QUESTIONS TO ANSWER:
a) List every practice that the text on genetic discrimination says genetic counselors use to protect patient privacy or limit insurer access to genetic information.
b) From the text on genetic discrimination, extract the passage that starts at the words "Genetic counselors note" and ends after the words "on their own.".

PAGE TEXT:
A follow-up telephone interview was conducted with 92 of the 184 patients concerning their actual experiences with their insurance companies. Of the 92, 15% paid out of pocket, intentionally not involving their insurance companies, while 38% (35 of 92) indicated that they did not have any problems obtaining insurance coverage for the services requested. However, of those 35 patients, 23 only requested payment for the consult and surgery — not the testing — from their insurers. The remaining 47% experienced various difficulties in obtaining coverage for some or all of the services. The patient’s family income was a significant factor in the decision to seek insurance reimbursement. In another study of 68 patients offered genetic testing for breast cancer, while 18 had access to free testing, and 13 sought insurance reimbursement, the remaining 37 chose to pay out of pocket citing concerns over insurability and confidentiality reasons. Other authors have postulated that those with the lowest income who were covered by government healthcare programs, such as Medicaid, may be less concerned about genetic discrimination because their eligibility for health insurance does not depend on health status or underwriting decisions.
The Role of Genetic Counseling
When viewing evidence of the ways in which fear of genetic discrimination affects behavior, some have questioned whether genetic counseling itself may inadvertently add to the fear. The risk of discrimination by employers and insurers is often discussed in the counseling session that accompanies testing. Most counselors typically spend up to 15 minutes of a one- to two-hour counseling session discussing patient concerns about discrimination, even in states with more comprehensive anti-discrimination laws. Counselors typically note that actual cases of discrimination are few, and will provide information regarding the various legal protections. While many counselors indicate that a significant proportion (25-50%) of patients may decline testing due to potential discrimination, other patients accept testing because the benefits of the information to their health or the health of a relative outweigh the risk of discrimination. Either way, counselors note that the potential risk adds to an already stressful situation.
In order to reassure patients about privacy, genetic counselors may vary their practices in several ways: they may be discreet about how a visit is documented (i.e., for cancer screening, not genetic testing); they may not send the results to the referring physician unless asked specifically by the patient to do so; or, they may request that the physician keep the results in a separate medical record. Some will forward coded samples to the laboratories for testing. Many genetic counselors willthemselves maintain patient files that are separate from the rest of the hospital or medical center’s records to minimize the possibility that an insurer will obtain genetic information in the process of reviewing a medical record for reimbursement.
Genetic counselors note that the fears associated with predictive testing for future adult onset illness are not as apparent in testing in the prenatal and pediatric populations. Presumably this is because of the “crisis atmosphere” created with the diagnosis of a potential birth defect and the parents’ decision of whether or not to terminate a pregnancy. In some cases including those involving newborns, the fear of insurability may be mitigated by the fact that children are covered under their parents’ policies. However, some counselors have expressed concern about the way in which genetic information will be viewed when children become adults and have to find insurance on their own.

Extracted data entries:
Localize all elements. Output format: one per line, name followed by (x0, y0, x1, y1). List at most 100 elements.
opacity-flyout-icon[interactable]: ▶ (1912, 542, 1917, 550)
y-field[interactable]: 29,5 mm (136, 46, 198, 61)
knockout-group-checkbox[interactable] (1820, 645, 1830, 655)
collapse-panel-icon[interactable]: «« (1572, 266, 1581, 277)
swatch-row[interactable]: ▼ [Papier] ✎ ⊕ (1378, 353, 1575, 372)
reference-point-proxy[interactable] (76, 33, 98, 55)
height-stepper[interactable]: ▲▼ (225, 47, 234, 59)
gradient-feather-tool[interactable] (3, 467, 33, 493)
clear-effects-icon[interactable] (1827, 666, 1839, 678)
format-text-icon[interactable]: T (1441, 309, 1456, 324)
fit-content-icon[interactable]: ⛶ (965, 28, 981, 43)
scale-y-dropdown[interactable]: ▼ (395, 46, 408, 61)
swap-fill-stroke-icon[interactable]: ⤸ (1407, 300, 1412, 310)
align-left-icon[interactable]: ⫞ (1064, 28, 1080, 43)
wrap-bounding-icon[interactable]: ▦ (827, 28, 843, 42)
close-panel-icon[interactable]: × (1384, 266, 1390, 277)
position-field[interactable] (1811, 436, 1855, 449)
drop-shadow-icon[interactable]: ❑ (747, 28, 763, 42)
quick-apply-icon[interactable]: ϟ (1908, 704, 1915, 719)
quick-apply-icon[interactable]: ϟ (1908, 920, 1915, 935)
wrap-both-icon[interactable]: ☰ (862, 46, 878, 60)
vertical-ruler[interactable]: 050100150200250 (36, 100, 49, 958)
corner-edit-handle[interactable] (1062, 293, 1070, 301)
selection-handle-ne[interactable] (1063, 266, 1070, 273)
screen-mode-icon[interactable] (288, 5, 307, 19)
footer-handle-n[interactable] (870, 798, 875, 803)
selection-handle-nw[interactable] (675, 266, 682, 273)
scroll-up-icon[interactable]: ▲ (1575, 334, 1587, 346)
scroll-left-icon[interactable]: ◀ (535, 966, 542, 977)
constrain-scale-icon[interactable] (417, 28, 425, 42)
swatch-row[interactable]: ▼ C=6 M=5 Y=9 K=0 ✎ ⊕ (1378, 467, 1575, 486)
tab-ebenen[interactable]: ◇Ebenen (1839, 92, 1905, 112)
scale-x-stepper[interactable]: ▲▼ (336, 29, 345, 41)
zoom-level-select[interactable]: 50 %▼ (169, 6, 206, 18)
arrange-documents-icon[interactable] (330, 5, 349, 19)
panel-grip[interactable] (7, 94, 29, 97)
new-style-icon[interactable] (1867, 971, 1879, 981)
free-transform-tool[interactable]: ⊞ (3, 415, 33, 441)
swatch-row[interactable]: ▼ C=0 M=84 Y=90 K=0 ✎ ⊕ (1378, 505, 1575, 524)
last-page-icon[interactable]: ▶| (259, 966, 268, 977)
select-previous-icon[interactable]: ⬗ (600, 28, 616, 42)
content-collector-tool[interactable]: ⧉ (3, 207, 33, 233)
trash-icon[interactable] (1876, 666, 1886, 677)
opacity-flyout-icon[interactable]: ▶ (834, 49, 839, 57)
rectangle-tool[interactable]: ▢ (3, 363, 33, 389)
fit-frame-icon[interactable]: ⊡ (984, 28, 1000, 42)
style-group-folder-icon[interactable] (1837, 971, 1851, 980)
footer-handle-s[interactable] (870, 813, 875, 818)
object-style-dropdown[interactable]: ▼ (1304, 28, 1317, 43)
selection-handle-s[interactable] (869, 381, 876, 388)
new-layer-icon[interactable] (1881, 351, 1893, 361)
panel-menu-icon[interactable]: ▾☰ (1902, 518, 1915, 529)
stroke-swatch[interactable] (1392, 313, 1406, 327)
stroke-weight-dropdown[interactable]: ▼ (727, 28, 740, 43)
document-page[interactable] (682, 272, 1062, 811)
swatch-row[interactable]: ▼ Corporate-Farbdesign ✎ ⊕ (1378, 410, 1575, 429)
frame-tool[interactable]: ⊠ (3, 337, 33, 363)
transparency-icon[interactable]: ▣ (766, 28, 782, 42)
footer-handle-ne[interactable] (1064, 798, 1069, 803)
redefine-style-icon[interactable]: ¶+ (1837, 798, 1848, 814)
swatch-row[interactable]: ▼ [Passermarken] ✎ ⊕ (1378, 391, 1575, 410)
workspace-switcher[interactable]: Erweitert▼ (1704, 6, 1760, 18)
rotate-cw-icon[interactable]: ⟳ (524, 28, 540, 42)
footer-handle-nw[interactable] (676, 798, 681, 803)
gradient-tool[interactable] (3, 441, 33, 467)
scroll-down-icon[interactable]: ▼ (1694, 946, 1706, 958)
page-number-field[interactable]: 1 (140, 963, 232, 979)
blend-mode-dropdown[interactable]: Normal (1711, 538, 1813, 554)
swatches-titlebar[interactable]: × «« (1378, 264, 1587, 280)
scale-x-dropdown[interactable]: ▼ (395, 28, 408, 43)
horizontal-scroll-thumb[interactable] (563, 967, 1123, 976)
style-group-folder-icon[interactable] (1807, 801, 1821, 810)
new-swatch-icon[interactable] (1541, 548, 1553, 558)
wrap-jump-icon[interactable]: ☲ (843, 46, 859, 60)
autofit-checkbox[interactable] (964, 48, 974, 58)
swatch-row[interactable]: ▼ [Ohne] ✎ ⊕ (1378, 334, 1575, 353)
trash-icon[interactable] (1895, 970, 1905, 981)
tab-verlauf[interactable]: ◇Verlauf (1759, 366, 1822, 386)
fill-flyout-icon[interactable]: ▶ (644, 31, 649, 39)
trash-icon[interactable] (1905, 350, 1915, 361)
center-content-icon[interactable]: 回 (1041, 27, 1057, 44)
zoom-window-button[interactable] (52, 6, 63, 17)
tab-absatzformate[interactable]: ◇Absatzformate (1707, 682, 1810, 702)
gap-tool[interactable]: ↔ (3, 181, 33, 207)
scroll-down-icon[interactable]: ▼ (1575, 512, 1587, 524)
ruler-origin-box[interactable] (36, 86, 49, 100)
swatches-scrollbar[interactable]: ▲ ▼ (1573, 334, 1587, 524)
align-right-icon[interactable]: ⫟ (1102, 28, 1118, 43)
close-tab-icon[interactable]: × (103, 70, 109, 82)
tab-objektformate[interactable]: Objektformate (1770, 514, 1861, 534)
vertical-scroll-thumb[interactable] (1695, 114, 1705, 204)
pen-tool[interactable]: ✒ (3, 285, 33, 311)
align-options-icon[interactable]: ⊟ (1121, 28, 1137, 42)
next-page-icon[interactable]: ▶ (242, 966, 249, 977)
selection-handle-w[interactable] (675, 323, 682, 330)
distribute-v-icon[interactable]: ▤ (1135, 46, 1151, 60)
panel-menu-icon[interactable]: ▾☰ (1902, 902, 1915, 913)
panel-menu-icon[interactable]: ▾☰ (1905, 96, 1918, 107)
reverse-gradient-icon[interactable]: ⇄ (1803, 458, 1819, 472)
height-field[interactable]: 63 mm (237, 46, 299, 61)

ANSWERS PER TASK:
a)
- Being discreet about how a visit is documented (for example, as cancer screening rather than genetic testing)
- Not sending results to the referring physician unless the patient specifically asks
- Asking the physician to keep the results in a separate medical record
- Forwarding coded samples to the laboratories for testing
- Keeping their own patient files separate from the rest of the hospital or medical center's records

b)
Genetic counselors note that the fears associated with predictive testing for future adult onset illness are not as apparent in testing in the prenatal and pediatric populations. Presumably this is because of the “crisis atmosphere” created with the diagnosis of a potential birth defect and the parents’ decision of whether or not to terminate a pregnancy. In some cases including those involving newborns, the fear of insurability may be mitigated by the fact that children are covered under their parents’ policies. However, some counselors have expressed concern about the way in which genetic information will be viewed when children become adults and have to find insurance on their own.